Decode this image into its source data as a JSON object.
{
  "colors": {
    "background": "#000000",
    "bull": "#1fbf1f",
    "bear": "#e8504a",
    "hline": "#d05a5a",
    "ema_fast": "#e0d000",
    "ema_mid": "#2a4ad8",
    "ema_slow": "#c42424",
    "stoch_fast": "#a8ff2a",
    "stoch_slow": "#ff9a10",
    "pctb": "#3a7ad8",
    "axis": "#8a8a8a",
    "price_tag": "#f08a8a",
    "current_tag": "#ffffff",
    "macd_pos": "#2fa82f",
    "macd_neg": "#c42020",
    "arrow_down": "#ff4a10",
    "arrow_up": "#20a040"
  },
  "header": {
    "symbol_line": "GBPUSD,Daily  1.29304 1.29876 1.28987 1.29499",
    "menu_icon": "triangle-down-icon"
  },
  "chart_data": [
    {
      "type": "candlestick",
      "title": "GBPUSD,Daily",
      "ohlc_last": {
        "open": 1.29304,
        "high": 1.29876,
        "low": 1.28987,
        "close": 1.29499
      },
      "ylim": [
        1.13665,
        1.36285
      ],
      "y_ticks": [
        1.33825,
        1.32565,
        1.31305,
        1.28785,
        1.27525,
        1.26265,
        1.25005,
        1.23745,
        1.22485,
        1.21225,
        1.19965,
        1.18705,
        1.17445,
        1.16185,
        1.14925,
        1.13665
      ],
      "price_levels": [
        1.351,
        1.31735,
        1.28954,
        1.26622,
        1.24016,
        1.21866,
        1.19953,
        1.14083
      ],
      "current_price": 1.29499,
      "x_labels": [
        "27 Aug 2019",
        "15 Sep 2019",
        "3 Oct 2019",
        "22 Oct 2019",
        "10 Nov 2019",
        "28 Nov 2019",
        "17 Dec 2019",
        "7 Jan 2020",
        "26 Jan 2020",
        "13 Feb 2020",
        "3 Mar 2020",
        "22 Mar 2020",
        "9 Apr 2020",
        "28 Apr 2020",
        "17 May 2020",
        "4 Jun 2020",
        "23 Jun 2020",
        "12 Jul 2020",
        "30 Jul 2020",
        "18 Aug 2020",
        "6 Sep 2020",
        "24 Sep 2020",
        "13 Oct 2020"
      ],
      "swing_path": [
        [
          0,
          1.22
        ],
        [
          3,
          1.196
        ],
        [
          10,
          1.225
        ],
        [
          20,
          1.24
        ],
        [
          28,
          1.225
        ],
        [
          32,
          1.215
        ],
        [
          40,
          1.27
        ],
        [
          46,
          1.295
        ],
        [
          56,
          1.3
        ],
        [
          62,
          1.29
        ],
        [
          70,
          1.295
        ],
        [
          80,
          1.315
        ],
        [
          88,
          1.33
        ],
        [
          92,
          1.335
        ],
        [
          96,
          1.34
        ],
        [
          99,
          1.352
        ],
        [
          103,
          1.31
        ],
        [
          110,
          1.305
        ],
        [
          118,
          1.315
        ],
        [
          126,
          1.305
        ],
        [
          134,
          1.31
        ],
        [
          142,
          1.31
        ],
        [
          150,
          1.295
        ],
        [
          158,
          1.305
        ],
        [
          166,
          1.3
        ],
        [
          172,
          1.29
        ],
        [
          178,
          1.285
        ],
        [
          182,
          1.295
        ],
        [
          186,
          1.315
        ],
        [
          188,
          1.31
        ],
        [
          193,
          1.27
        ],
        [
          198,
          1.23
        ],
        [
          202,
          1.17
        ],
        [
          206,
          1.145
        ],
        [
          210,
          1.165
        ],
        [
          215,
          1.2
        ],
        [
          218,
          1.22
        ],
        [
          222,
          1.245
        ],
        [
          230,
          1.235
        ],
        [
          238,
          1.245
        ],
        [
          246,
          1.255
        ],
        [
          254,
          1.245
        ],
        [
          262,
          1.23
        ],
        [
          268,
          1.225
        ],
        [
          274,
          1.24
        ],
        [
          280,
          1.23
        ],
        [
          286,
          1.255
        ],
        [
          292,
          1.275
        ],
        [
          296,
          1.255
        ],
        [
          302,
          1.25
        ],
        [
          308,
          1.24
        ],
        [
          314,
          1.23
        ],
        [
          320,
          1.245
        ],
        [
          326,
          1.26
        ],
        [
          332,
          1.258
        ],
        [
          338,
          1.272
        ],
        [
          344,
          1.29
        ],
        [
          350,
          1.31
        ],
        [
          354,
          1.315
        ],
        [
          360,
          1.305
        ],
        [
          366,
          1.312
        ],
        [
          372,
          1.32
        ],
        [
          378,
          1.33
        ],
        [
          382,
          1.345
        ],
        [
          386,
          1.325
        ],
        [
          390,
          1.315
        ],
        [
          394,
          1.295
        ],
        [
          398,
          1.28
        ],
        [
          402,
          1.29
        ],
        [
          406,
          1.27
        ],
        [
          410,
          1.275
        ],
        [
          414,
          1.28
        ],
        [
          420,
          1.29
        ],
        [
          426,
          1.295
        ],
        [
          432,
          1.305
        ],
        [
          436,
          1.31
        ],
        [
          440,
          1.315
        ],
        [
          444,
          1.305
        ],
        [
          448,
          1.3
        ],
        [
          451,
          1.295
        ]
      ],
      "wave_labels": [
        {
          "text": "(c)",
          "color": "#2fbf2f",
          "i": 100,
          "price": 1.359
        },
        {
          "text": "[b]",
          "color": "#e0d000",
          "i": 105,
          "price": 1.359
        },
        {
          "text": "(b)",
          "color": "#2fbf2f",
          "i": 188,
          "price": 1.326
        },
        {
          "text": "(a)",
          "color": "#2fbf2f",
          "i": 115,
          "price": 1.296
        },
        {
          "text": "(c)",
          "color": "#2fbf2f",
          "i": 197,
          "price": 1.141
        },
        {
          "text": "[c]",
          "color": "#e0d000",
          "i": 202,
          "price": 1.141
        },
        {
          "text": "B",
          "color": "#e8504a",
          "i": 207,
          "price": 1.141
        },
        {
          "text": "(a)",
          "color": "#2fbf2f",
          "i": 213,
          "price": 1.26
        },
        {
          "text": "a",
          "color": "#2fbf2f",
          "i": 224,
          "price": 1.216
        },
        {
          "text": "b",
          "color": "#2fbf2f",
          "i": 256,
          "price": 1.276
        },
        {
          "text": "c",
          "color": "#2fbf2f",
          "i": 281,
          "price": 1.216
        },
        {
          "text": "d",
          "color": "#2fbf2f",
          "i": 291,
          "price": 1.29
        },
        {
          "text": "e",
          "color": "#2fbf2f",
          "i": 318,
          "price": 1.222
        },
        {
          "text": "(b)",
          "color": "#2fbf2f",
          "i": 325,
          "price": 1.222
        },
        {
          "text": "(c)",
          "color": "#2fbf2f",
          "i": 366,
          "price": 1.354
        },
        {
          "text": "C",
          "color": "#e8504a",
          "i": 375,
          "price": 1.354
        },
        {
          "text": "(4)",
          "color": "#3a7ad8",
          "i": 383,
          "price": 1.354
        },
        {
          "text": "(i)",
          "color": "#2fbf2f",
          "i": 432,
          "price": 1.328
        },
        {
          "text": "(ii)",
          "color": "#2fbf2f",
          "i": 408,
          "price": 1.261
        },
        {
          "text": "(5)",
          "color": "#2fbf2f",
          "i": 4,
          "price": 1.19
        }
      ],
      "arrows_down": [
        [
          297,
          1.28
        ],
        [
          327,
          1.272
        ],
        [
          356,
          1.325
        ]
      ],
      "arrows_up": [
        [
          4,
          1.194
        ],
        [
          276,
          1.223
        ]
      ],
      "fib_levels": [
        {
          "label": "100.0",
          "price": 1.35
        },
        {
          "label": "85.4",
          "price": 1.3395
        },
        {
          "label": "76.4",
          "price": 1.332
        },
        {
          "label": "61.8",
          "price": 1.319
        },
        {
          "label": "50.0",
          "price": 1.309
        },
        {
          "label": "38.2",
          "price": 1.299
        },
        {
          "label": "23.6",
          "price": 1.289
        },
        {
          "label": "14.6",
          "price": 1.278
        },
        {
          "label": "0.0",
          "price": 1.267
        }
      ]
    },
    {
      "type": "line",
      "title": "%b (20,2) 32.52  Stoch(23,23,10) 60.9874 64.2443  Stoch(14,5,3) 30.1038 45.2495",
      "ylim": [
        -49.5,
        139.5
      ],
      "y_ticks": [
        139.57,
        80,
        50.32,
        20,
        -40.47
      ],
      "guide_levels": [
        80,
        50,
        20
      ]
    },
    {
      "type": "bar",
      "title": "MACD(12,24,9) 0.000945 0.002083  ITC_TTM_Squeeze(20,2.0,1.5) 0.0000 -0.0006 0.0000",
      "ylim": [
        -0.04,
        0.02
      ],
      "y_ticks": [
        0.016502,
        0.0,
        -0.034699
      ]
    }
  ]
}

WHAT YOU SHOULD DO: Look through the records and gather each line with the word "type".

OUTPUT OF THE EXERCISE:
      "type": "candlestick",
      "type": "line",
      "type": "bar",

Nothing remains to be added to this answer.